___ Document section ___
[WB1] The Astros’ exciting victory in the American League Championship Series was quickly overshadowed this week by some very bad behavior by the team’s assistant general manager apparently aimed at a female reporter. The team initially stood by their guy, questioning the reporting. Major League Baseball became involved in the investigation, the Astros eventually fired the assistant GM, and finally managed to issue a proper apology after many missteps.
Meanwhile – which is a TERRIBLE way to open a sentence about your team when it’s in a championship series – the team managed to even the World Series at two games each on Saturday, after losing the first two games at home. Game Five takes place Sunday night.
[WB2] After a week of early voting, the Houston Chronicle ran a story today that recaps some of the most interesting political donations that Mayor Sylvester Turner has managed to obtain from people with a vested interest in doing business with the City of Houston under his leadership. The mayor denies this is “pay to play” but rather it’s just the way Houston leaders have done business forever.
In all honesty, it’s both – though probably more brazen and worse than ever now.
One does wonder why the area newspaper of record waited until a week of voting had taken place before providing this summary.
[WB3] Two Houston residents filed suit against Mayor Turner and council at the start of the week, contending that city leaders are disregarding a charter amendment that specifies how the city’s drainage account is to be funded.
[WB4] On Tuesday, a citizen group calling itself Concerned Citizens of Houston called on City Controller Chris Brown to resign over a secretive real estate deal that gave the appearance of insider profiteering. Rice University professor Mark Jones doesn’t think the accusations will resonate with voters. Sadly, he’s probably right – it’s the Houston Way for insiders to profit at the public’s expense, usually with little (or no) exposure.
[WB5] Steve Hotze, an outspoken, longtime area social conservative activist, had a meltdown of sorts this week over mayoral candidate Tony Buzbee, withdrawing his group’s mayoral endorsement while denouncing Buzbee as a “charlatan and liar.” Buzbee initially contended in a mayoral debate that he didn’t know Hotze, but facts later emerged that Buzbee had met multiple times with Hotze and that (according to Hotze) he had actively sought the endorsement. Buzbee has recently appeared to waffle on his support for a new version of the HERO ordinance, which Hotze helped to defeat by a large margin.
For good measure, Hotze also blasted all the municipal candidates endorsed by Houston’s Log Cabin Republicans, urging voters to reject them.
[WB6] In what feels like a throwback to the 2000s, Microsoft and METRO are providing free Wi-Fi on two buses and two light-rail routes as a pilot program, roughly 10 months after the program was announced.
If Microsoft and local governmental agencies REALLY want to innovate, how about convincing the tech giant to help us rebuild our traffic light equipment and fix our sequencing? The mistimed and malfunctioning lights are as bad as they have ever been in the City of Houston, which contributes to pollution, delays, and bad vibes. It’s probably not going to happen, of course, unless someone figures out a Houston Way insider profiteering angle for it.
[WB7] The Bayou City Initiative, a local nonprofit, called on various highway authorities to improve their planning when it comes to freeway flooding.
“We are going to have to quit accepting that our freeway system gets shut down during floods,” said Rice University Professor Jim Blackburn, who formed the Bayou City Initiative. “It may take years to get out of this mess, but we need to start thinking about it right now.”
___
Retype the Houston news roundup word for word, starting with "[WB7] The Bayou" and going on through "to freeway flooding.".
___ Dataset entries ___
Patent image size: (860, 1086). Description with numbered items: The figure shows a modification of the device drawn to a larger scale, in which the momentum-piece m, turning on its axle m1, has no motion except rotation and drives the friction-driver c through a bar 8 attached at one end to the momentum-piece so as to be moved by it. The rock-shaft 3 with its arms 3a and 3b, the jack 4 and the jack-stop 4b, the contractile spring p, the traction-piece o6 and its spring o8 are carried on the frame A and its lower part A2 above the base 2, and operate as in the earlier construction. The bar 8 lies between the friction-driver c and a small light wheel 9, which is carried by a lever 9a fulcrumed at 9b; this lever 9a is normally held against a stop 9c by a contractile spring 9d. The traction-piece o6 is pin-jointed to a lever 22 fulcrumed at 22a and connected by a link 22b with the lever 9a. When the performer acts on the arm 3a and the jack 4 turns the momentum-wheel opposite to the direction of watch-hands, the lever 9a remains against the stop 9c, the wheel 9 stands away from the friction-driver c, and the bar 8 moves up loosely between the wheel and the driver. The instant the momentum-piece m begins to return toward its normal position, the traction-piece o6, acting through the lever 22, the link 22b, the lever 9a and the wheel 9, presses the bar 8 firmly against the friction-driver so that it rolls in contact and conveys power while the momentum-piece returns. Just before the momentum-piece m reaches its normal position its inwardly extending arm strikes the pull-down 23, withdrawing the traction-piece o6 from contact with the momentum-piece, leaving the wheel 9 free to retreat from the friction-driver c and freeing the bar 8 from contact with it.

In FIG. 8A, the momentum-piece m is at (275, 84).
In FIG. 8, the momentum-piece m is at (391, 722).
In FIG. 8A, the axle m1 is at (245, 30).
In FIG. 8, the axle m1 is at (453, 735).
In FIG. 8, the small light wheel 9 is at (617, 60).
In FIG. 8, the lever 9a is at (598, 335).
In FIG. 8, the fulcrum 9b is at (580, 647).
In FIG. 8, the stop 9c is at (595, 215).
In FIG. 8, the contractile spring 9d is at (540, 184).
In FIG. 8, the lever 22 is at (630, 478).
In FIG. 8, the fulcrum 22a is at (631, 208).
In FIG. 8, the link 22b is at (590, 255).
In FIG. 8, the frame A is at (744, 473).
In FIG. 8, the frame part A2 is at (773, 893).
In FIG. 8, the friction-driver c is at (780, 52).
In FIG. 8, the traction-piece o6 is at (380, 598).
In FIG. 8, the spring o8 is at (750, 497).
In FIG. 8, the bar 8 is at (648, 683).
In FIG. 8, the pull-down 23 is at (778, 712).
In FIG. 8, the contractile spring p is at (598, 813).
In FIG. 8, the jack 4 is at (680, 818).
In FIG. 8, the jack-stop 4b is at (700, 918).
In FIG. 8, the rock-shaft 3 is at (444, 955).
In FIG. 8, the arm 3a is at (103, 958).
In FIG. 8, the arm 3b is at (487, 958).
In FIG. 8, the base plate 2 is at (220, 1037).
___
[Solution]
[WB7] The Bayou City Initiative, a local nonprofit, called on various highway authorities to improve their planning when it comes to freeway flooding.